* _Request_: Pictures stay out of your copy, but everything else in the records below must be repeated exactly.

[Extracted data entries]
■ ■ ■
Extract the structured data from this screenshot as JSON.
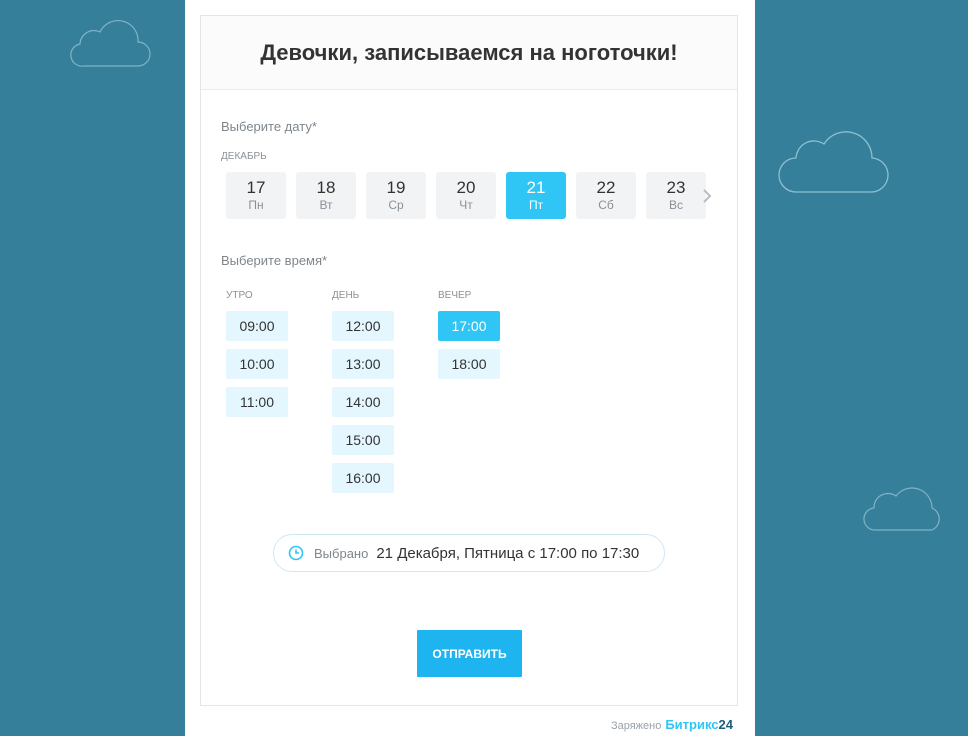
{
  "form": {
    "title": "Девочки, записываемся на ноготочки!",
    "date_label": "Выберите дату*",
    "month": "Декабрь",
    "time_label": "Выберите время*",
    "submit_label": "ОТПРАВИТЬ"
  },
  "dates": [
    {
      "num": "17",
      "dow": "Пн"
    },
    {
      "num": "18",
      "dow": "Вт"
    },
    {
      "num": "19",
      "dow": "Ср"
    },
    {
      "num": "20",
      "dow": "Чт"
    },
    {
      "num": "21",
      "dow": "Пт"
    },
    {
      "num": "22",
      "dow": "Сб"
    },
    {
      "num": "23",
      "dow": "Вс"
    }
  ],
  "selected_date_index": 4,
  "periods": [
    {
      "name": "Утро",
      "slots": [
        "09:00",
        "10:00",
        "11:00"
      ]
    },
    {
      "name": "День",
      "slots": [
        "12:00",
        "13:00",
        "14:00",
        "15:00",
        "16:00"
      ]
    },
    {
      "name": "Вечер",
      "slots": [
        "17:00",
        "18:00"
      ]
    }
  ],
  "selected_slot": "17:00",
  "summary": {
    "label": "Выбрано",
    "value": "21 Декабря, Пятница с 17:00 по 17:30"
  },
  "footer": {
    "prefix": "Заряжено",
    "brand": "Битрикс",
    "brand_suffix": "24"
  },
  "colors": {
    "background": "#357f9a",
    "accent": "#2fc6f6",
    "slot_bg": "#e5f7fe"
  },
  "icons": {
    "clock": "clock-icon",
    "next": "chevron-right-icon",
    "cloud": "cloud-icon"
  }
}
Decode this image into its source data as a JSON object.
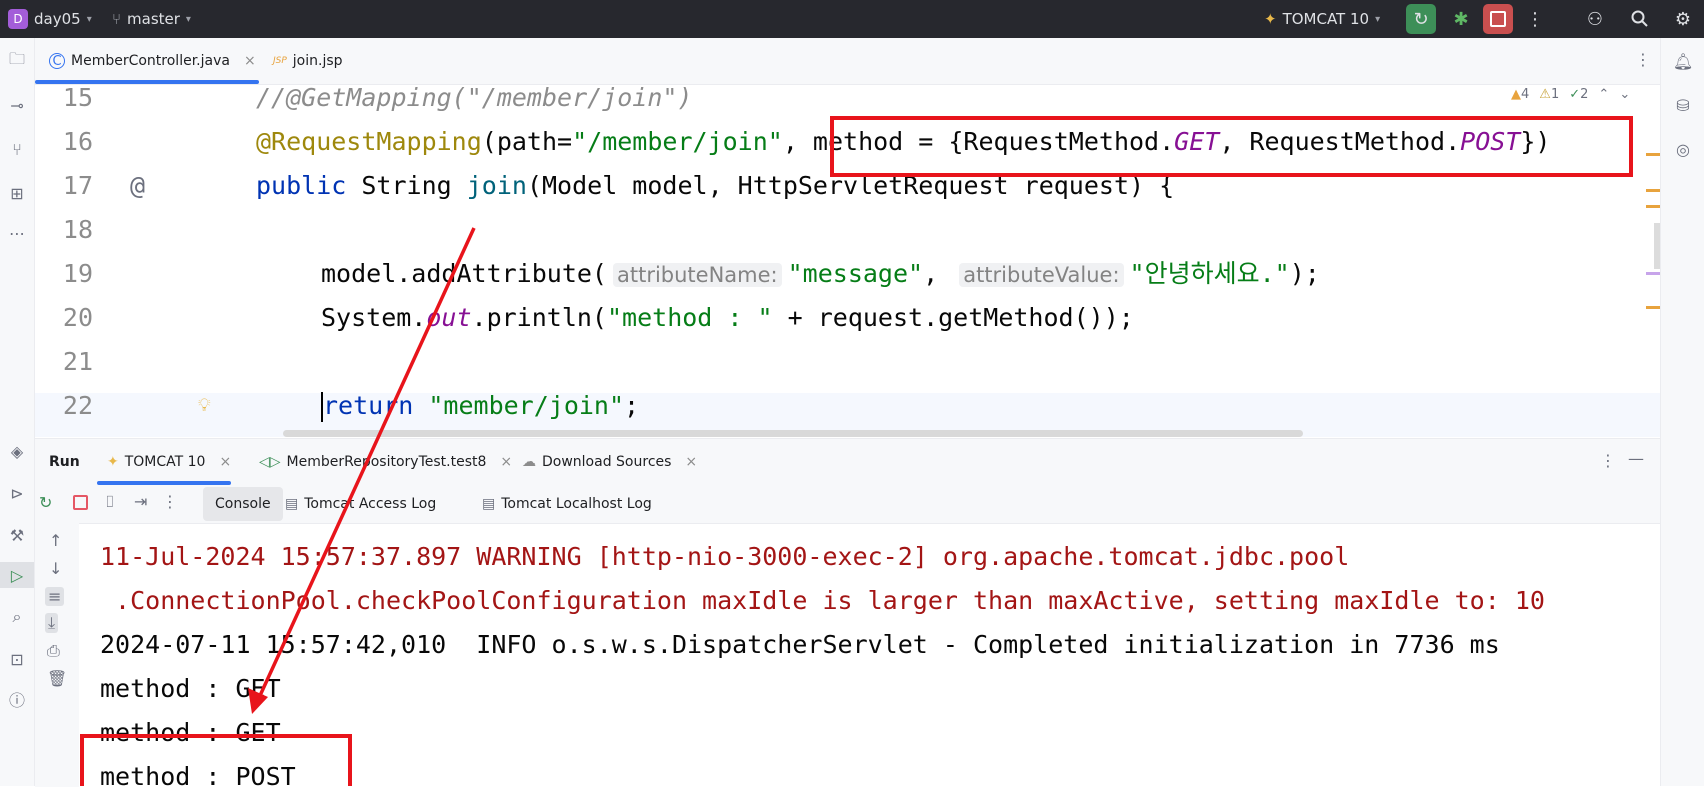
■ ■ ■
* _Reply_:
Extract the structured data from this screenshot as JSON.
{
  "form": {
    "title": "Девочки, записываемся на ноготочки!",
    "date_label": "Выберите дату*",
    "month": "Декабрь",
    "time_label": "Выберите время*",
    "submit_label": "ОТПРАВИТЬ"
  },
  "dates": [
    {
      "num": "17",
      "dow": "Пн"
    },
    {
      "num": "18",
      "dow": "Вт"
    },
    {
      "num": "19",
      "dow": "Ср"
    },
    {
      "num": "20",
      "dow": "Чт"
    },
    {
      "num": "21",
      "dow": "Пт"
    },
    {
      "num": "22",
      "dow": "Сб"
    },
    {
      "num": "23",
      "dow": "Вс"
    }
  ],
  "selected_date_index": 4,
  "periods": [
    {
      "name": "Утро",
      "slots": [
        "09:00",
        "10:00",
        "11:00"
      ]
    },
    {
      "name": "День",
      "slots": [
        "12:00",
        "13:00",
        "14:00",
        "15:00",
        "16:00"
      ]
    },
    {
      "name": "Вечер",
      "slots": [
        "17:00",
        "18:00"
      ]
    }
  ],
  "selected_slot": "17:00",
  "summary": {
    "label": "Выбрано",
    "value": "21 Декабря, Пятница с 17:00 по 17:30"
  },
  "footer": {
    "prefix": "Заряжено",
    "brand": "Битрикс",
    "brand_suffix": "24"
  },
  "colors": {
    "background": "#357f9a",
    "accent": "#2fc6f6",
    "slot_bg": "#e5f7fe"
  },
  "icons": {
    "clock": "clock-icon",
    "next": "chevron-right-icon",
    "cloud": "cloud-icon"
  }
}
Decode this image into its source data as a JSON object.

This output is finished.